▸ **Exercise brief**: Print the listing below in its entirety, character for character.
┌──
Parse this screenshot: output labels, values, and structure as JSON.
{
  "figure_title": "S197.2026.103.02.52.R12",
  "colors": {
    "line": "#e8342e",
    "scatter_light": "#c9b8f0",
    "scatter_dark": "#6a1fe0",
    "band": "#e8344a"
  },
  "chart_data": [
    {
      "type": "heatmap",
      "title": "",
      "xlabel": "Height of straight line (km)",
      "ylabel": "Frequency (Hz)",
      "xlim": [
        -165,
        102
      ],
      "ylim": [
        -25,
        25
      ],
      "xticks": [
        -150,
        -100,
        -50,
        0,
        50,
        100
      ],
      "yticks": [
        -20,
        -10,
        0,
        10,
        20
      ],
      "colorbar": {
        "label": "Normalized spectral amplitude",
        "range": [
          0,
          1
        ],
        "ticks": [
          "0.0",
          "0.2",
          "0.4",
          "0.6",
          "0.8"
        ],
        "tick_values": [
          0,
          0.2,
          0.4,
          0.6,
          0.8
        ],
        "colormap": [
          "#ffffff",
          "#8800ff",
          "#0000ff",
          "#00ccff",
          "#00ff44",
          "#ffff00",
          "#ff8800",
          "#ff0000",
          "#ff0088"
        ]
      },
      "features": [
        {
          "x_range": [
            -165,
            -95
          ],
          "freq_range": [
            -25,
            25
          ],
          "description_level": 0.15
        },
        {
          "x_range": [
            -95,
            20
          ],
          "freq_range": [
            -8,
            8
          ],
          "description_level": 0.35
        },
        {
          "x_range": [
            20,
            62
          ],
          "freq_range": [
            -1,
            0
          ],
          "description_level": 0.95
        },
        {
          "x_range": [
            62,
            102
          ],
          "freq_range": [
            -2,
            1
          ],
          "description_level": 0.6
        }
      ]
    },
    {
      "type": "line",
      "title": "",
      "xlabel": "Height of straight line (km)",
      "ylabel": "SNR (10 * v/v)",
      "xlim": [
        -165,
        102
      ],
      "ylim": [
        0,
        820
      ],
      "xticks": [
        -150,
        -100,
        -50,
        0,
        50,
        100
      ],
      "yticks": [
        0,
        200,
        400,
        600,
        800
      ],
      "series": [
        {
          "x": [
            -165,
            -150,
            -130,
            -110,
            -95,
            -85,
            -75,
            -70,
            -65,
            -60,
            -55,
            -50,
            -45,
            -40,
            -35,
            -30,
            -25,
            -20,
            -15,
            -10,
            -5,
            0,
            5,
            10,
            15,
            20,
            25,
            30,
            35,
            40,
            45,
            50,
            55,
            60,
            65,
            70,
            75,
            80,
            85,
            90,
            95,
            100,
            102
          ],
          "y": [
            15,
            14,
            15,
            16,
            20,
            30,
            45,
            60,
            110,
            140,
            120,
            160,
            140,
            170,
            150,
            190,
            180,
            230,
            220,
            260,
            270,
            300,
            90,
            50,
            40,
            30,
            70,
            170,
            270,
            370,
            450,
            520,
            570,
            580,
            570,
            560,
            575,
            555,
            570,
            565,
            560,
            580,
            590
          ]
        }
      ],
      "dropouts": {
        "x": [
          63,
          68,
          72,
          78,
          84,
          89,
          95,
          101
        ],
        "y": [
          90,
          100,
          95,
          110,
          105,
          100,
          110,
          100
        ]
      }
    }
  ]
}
└──
▸ **Full output**:
Parse this screenshot: output labels, values, and structure as JSON.
{
  "figure_title": "S197.2026.103.02.52.R12",
  "colors": {
    "line": "#e8342e",
    "scatter_light": "#c9b8f0",
    "scatter_dark": "#6a1fe0",
    "band": "#e8344a"
  },
  "chart_data": [
    {
      "type": "heatmap",
      "title": "",
      "xlabel": "Height of straight line (km)",
      "ylabel": "Frequency (Hz)",
      "xlim": [
        -165,
        102
      ],
      "ylim": [
        -25,
        25
      ],
      "xticks": [
        -150,
        -100,
        -50,
        0,
        50,
        100
      ],
      "yticks": [
        -20,
        -10,
        0,
        10,
        20
      ],
      "colorbar": {
        "label": "Normalized spectral amplitude",
        "range": [
          0,
          1
        ],
        "ticks": [
          "0.0",
          "0.2",
          "0.4",
          "0.6",
          "0.8"
        ],
        "tick_values": [
          0,
          0.2,
          0.4,
          0.6,
          0.8
        ],
        "colormap": [
          "#ffffff",
          "#8800ff",
          "#0000ff",
          "#00ccff",
          "#00ff44",
          "#ffff00",
          "#ff8800",
          "#ff0000",
          "#ff0088"
        ]
      },
      "features": [
        {
          "x_range": [
            -165,
            -95
          ],
          "freq_range": [
            -25,
            25
          ],
          "description_level": 0.15
        },
        {
          "x_range": [
            -95,
            20
          ],
          "freq_range": [
            -8,
            8
          ],
          "description_level": 0.35
        },
        {
          "x_range": [
            20,
            62
          ],
          "freq_range": [
            -1,
            0
          ],
          "description_level": 0.95
        },
        {
          "x_range": [
            62,
            102
          ],
          "freq_range": [
            -2,
            1
          ],
          "description_level": 0.6
        }
      ]
    },
    {
      "type": "line",
      "title": "",
      "xlabel": "Height of straight line (km)",
      "ylabel": "SNR (10 * v/v)",
      "xlim": [
        -165,
        102
      ],
      "ylim": [
        0,
        820
      ],
      "xticks": [
        -150,
        -100,
        -50,
        0,
        50,
        100
      ],
      "yticks": [
        0,
        200,
        400,
        600,
        800
      ],
      "series": [
        {
          "x": [
            -165,
            -150,
            -130,
            -110,
            -95,
            -85,
            -75,
            -70,
            -65,
            -60,
            -55,
            -50,
            -45,
            -40,
            -35,
            -30,
            -25,
            -20,
            -15,
            -10,
            -5,
            0,
            5,
            10,
            15,
            20,
            25,
            30,
            35,
            40,
            45,
            50,
            55,
            60,
            65,
            70,
            75,
            80,
            85,
            90,
            95,
            100,
            102
          ],
          "y": [
            15,
            14,
            15,
            16,
            20,
            30,
            45,
            60,
            110,
            140,
            120,
            160,
            140,
            170,
            150,
            190,
            180,
            230,
            220,
            260,
            270,
            300,
            90,
            50,
            40,
            30,
            70,
            170,
            270,
            370,
            450,
            520,
            570,
            580,
            570,
            560,
            575,
            555,
            570,
            565,
            560,
            580,
            590
          ]
        }
      ],
      "dropouts": {
        "x": [
          63,
          68,
          72,
          78,
          84,
          89,
          95,
          101
        ],
        "y": [
          90,
          100,
          95,
          110,
          105,
          100,
          110,
          100
        ]
      }
    }
  ]
}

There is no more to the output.